◆ **Work to complete**: Single out the lines that include the word "subtitle". Copy them.

[begin Supplied records]

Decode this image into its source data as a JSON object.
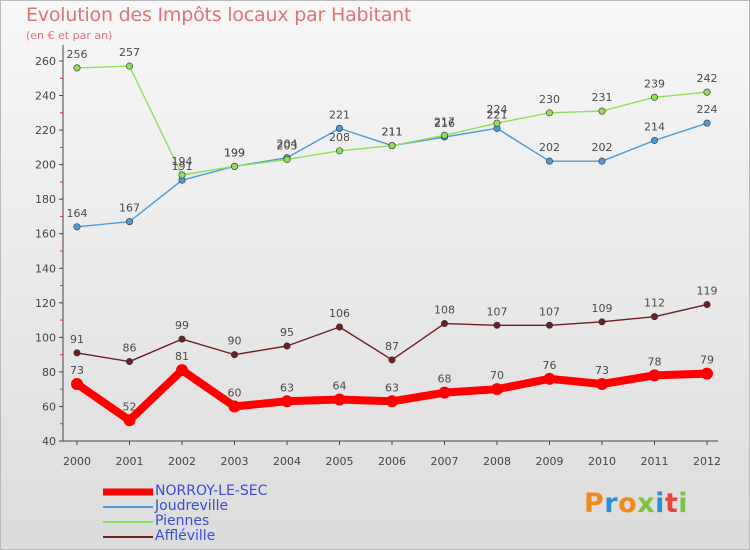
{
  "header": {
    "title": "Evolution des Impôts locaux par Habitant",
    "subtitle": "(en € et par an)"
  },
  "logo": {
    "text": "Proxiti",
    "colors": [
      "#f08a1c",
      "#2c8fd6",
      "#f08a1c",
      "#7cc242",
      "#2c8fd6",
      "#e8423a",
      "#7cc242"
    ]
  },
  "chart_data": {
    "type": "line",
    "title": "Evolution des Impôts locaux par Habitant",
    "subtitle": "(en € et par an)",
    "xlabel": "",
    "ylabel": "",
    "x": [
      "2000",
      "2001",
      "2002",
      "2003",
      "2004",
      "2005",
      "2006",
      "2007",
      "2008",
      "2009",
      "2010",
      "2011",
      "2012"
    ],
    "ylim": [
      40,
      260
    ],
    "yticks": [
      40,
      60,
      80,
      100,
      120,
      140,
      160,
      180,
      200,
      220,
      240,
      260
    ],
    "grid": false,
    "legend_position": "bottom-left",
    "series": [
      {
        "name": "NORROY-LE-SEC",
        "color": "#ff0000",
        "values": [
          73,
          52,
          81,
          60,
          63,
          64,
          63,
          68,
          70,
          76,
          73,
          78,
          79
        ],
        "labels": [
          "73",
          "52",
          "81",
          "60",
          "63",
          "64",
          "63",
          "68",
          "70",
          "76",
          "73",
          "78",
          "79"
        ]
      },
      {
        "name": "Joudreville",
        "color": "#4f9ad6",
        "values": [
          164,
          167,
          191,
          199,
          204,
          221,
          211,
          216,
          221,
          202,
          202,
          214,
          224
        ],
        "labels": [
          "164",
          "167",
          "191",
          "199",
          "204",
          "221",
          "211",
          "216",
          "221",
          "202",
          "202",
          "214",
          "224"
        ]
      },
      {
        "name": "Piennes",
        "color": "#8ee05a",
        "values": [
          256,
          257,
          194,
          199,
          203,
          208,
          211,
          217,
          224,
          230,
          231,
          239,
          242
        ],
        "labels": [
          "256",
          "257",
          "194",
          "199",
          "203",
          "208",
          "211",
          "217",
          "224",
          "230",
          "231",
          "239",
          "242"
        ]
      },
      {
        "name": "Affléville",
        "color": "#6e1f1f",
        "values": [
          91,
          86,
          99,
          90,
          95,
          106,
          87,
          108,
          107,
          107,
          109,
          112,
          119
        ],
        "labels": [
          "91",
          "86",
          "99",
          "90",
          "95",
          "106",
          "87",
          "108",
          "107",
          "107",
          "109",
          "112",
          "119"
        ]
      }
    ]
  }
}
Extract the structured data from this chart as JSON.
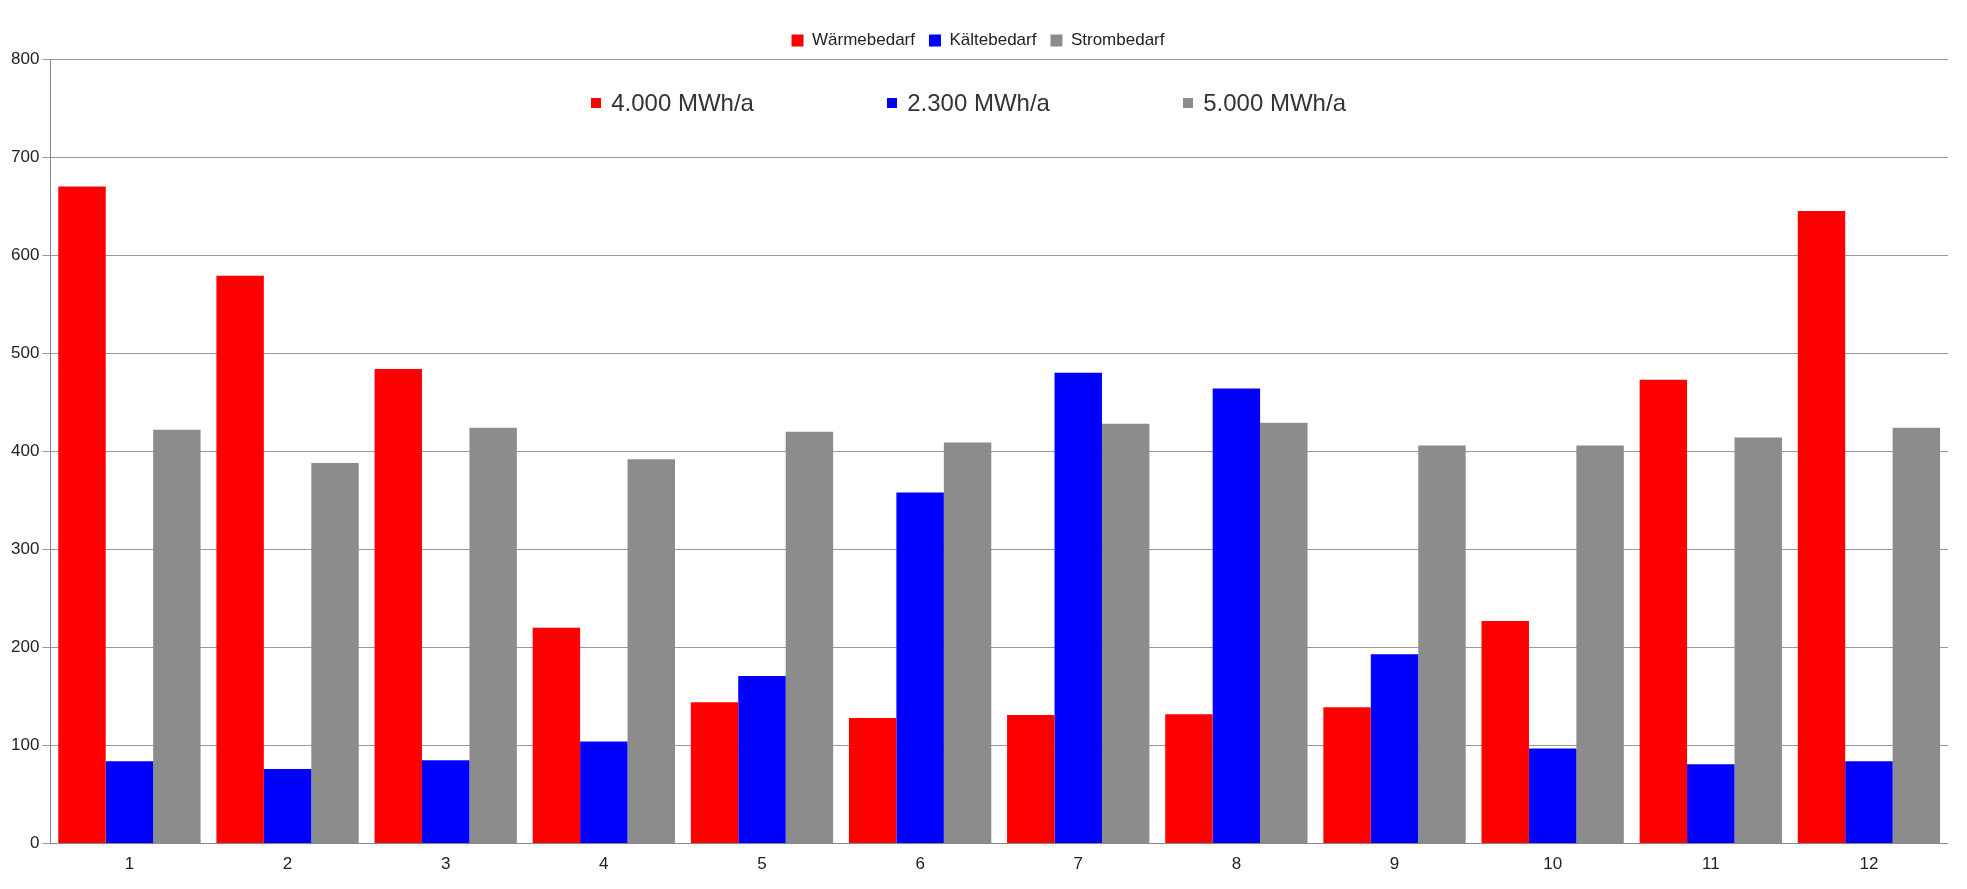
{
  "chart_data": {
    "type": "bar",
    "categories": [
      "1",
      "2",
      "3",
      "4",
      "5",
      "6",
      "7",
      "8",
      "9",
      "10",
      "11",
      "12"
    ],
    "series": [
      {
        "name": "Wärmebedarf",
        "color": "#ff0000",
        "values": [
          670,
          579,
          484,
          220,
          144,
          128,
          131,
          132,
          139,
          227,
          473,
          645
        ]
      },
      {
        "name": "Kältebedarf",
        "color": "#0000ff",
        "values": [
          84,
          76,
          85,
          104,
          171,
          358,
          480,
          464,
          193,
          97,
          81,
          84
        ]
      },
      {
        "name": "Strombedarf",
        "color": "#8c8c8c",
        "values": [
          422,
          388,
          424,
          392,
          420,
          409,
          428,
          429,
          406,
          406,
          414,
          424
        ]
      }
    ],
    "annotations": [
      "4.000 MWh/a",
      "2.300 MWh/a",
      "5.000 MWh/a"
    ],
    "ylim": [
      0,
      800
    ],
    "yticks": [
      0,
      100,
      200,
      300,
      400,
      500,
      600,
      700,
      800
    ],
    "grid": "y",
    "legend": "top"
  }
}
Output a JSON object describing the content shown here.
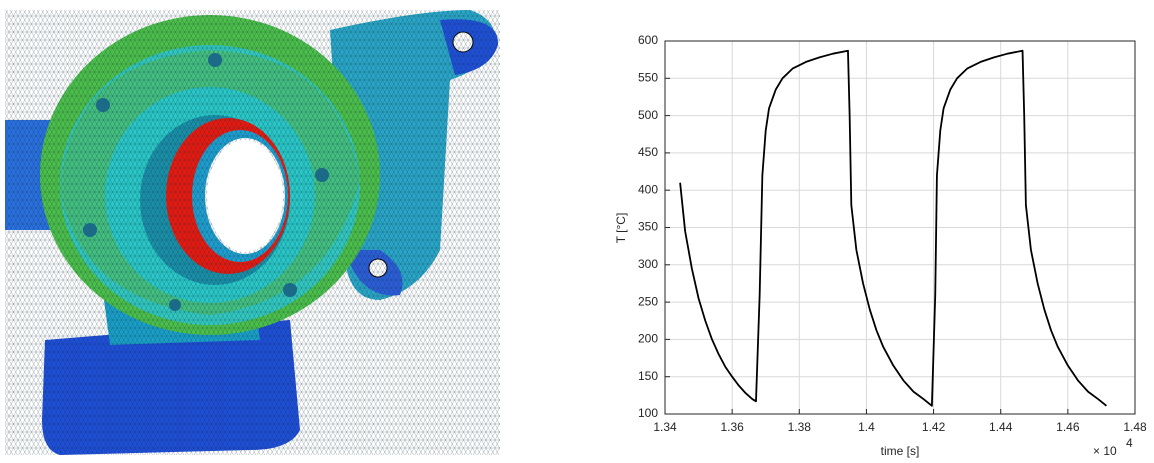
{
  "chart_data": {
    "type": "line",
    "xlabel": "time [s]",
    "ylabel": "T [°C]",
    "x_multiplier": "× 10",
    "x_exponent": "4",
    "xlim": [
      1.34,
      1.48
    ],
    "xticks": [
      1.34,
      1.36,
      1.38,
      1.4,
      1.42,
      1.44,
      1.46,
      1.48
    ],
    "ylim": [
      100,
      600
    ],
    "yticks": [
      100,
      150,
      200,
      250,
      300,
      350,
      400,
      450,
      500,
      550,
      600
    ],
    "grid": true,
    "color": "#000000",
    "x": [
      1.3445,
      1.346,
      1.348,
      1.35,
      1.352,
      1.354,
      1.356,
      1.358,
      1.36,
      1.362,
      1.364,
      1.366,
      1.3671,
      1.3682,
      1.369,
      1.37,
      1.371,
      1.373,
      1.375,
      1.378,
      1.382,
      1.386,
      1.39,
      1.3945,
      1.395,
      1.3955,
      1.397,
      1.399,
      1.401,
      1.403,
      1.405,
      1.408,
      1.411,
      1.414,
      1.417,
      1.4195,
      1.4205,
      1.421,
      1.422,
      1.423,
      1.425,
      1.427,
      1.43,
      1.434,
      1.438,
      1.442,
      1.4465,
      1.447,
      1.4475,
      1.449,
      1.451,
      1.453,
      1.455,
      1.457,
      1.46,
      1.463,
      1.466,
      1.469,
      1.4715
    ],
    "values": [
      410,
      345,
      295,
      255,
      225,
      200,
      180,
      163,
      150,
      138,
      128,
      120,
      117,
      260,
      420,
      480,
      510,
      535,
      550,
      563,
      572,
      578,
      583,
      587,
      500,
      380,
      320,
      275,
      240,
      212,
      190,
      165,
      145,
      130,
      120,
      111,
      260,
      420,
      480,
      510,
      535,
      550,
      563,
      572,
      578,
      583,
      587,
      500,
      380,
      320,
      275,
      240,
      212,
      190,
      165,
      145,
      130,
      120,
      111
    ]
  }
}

[end Supplied records]

◆ **Result of this exercise**:
    "subtitle": "(en € et par an)"
    "subtitle": "(en € et par an)",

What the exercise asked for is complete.